Gather from the material every line that contains the string "conf".

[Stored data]

*****

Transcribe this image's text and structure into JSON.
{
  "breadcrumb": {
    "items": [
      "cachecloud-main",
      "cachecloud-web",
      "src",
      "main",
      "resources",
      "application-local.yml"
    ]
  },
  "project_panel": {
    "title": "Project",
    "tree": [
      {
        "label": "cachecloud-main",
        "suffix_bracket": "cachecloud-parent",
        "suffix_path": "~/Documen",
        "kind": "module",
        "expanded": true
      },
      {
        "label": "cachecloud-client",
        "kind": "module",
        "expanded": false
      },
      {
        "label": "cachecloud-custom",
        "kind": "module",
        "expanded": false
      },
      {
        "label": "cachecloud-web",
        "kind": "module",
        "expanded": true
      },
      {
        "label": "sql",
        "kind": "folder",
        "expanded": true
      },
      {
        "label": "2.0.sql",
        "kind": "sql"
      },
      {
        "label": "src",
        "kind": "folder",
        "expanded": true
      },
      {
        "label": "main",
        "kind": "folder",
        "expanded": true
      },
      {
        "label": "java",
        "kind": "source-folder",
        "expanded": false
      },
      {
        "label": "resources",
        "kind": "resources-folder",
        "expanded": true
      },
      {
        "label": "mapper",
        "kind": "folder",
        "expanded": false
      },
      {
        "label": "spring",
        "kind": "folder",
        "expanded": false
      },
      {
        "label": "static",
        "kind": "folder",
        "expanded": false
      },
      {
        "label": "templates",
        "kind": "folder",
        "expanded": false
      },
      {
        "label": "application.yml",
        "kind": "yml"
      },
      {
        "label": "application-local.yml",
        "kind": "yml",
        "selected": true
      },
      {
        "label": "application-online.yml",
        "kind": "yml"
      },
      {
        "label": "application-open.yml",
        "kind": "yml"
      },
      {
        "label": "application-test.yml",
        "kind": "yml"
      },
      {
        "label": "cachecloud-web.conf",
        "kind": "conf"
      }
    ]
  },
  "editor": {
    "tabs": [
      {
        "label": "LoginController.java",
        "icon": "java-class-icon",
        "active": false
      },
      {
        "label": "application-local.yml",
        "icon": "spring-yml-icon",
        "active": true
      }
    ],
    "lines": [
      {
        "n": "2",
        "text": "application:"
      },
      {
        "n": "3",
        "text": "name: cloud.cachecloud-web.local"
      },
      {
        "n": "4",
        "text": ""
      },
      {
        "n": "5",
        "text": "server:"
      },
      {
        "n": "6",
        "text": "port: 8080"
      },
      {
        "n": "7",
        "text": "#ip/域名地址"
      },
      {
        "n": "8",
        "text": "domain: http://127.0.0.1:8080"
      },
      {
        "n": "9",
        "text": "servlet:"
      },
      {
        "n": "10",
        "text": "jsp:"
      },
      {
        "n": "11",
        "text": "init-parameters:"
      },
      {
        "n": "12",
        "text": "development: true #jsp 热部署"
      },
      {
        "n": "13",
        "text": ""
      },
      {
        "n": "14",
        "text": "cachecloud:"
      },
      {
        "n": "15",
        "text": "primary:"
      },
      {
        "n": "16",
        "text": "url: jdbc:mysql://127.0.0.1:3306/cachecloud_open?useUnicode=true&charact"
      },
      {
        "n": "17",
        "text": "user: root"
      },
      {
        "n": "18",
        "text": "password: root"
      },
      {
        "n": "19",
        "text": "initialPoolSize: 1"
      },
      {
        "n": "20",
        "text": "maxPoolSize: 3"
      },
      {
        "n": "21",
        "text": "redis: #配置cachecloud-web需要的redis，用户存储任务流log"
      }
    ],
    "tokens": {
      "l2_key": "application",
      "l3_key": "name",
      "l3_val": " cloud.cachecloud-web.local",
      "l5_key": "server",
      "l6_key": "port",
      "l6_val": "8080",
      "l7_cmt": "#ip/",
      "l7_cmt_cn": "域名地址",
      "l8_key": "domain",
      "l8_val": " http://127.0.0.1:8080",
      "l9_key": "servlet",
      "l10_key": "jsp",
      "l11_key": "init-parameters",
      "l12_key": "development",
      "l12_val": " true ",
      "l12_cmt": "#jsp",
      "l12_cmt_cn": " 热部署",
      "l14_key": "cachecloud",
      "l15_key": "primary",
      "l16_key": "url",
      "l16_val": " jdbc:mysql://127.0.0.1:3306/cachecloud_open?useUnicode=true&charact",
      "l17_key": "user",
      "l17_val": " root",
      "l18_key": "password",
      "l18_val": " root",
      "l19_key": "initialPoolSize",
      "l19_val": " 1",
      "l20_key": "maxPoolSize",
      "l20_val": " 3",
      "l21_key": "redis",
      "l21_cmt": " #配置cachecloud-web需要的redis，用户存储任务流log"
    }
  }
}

*****

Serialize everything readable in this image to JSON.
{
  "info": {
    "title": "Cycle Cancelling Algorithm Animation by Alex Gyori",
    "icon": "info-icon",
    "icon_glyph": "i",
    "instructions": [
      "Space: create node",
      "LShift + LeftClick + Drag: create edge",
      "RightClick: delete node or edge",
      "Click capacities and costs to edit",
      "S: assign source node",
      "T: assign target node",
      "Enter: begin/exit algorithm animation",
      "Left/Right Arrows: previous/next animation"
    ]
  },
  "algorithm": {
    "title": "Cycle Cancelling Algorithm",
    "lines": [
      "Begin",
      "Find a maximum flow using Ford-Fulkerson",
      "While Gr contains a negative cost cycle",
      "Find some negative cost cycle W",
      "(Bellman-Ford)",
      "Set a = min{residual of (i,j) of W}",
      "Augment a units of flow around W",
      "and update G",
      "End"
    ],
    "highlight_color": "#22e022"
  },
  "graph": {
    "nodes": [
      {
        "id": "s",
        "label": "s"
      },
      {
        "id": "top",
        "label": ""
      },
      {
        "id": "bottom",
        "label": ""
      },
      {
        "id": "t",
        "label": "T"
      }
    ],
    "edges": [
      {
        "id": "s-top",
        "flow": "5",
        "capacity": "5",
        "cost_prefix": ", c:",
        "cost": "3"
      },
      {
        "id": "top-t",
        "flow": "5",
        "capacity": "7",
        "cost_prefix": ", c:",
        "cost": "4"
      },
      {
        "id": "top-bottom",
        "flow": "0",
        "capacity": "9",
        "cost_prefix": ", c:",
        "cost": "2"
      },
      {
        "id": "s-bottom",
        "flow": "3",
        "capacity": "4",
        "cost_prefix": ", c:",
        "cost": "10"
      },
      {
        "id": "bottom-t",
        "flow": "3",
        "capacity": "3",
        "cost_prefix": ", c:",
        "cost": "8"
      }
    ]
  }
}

*****

• [Response]:
        "label": "cachecloud-web.conf",
        "kind": "conf"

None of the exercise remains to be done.